## Given instruction
Reply with one number: how many lines contain the word "Filter".
* BEGIN *
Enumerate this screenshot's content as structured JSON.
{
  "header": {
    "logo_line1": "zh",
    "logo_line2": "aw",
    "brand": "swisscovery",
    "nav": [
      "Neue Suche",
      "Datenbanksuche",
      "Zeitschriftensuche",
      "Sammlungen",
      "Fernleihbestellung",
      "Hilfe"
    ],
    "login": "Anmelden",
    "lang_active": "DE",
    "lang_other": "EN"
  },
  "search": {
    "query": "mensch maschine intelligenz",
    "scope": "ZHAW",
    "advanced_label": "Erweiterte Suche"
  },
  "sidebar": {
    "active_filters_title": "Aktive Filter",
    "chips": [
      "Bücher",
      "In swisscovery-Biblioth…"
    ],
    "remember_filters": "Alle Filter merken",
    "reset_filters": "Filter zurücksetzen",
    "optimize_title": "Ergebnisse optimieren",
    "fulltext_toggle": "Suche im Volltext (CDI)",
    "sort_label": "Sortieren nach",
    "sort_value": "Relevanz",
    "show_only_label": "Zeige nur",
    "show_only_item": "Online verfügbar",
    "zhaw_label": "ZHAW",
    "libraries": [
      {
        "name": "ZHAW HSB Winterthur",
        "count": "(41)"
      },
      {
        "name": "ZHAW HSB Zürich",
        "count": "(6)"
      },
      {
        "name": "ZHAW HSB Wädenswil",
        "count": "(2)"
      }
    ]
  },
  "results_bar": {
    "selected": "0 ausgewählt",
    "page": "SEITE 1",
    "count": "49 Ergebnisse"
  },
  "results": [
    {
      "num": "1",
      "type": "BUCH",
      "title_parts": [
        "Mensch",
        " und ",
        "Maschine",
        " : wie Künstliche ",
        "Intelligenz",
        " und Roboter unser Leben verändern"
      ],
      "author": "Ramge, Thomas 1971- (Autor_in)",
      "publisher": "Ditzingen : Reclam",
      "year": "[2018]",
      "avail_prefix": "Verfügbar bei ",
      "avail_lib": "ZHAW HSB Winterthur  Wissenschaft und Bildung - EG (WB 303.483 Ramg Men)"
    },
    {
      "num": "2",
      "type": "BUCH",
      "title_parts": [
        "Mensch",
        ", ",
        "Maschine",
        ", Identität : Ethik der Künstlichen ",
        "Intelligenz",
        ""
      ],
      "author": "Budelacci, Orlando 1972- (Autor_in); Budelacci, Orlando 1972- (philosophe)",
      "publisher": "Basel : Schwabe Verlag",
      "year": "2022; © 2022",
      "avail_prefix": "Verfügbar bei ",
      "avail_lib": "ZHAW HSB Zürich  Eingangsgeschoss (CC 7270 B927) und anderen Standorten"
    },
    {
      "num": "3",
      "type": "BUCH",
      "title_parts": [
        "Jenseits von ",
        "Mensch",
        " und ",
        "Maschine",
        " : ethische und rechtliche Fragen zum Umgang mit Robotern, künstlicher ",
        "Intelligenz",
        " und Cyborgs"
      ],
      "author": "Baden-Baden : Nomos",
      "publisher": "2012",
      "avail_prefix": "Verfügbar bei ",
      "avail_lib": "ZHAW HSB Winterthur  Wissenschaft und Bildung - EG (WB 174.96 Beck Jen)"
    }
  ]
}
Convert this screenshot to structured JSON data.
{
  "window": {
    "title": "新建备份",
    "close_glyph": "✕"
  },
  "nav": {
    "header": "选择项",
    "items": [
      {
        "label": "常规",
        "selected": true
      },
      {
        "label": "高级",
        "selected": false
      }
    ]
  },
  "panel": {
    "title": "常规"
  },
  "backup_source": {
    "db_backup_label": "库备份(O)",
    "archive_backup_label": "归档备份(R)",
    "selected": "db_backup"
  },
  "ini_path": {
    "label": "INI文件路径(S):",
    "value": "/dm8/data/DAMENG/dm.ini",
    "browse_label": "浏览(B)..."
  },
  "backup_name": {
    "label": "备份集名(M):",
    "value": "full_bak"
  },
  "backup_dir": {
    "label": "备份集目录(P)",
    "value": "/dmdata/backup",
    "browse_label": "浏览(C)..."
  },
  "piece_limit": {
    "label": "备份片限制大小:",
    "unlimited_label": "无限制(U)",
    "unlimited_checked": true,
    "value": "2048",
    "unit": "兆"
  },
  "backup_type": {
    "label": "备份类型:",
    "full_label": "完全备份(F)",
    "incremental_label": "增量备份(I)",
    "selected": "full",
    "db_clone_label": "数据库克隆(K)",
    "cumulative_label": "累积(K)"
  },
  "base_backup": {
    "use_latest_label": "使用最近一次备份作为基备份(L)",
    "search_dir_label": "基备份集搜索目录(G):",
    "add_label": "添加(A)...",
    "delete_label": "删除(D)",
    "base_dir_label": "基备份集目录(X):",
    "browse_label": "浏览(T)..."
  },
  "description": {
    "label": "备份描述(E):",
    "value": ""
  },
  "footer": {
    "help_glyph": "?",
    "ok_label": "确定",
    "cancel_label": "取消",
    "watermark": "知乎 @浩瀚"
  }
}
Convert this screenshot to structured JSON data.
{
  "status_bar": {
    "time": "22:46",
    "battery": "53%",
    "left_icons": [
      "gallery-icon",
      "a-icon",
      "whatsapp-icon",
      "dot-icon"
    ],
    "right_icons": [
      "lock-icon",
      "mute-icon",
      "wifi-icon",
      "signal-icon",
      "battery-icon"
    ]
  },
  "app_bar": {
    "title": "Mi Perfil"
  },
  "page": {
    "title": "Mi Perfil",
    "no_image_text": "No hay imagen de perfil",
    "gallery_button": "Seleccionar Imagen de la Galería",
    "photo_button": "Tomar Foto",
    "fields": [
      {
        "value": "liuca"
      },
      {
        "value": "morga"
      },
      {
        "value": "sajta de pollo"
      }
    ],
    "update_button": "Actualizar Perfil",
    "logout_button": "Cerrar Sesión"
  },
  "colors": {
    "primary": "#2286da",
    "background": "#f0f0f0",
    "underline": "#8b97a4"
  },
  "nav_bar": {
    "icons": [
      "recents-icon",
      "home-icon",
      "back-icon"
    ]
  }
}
* END *
* BEGIN *
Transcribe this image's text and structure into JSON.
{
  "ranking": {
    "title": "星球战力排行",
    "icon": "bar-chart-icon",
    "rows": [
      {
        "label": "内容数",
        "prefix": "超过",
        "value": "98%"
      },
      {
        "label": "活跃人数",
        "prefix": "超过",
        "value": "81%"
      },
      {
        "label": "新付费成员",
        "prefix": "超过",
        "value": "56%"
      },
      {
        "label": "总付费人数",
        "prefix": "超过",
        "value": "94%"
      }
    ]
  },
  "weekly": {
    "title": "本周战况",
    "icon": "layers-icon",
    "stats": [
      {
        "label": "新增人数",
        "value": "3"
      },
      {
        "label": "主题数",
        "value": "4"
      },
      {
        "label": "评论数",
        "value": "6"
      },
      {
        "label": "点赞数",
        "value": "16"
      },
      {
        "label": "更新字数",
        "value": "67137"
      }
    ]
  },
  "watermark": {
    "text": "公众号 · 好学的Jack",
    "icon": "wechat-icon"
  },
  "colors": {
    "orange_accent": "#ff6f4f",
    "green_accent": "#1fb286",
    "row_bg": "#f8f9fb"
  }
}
* END *
## Expected answer
3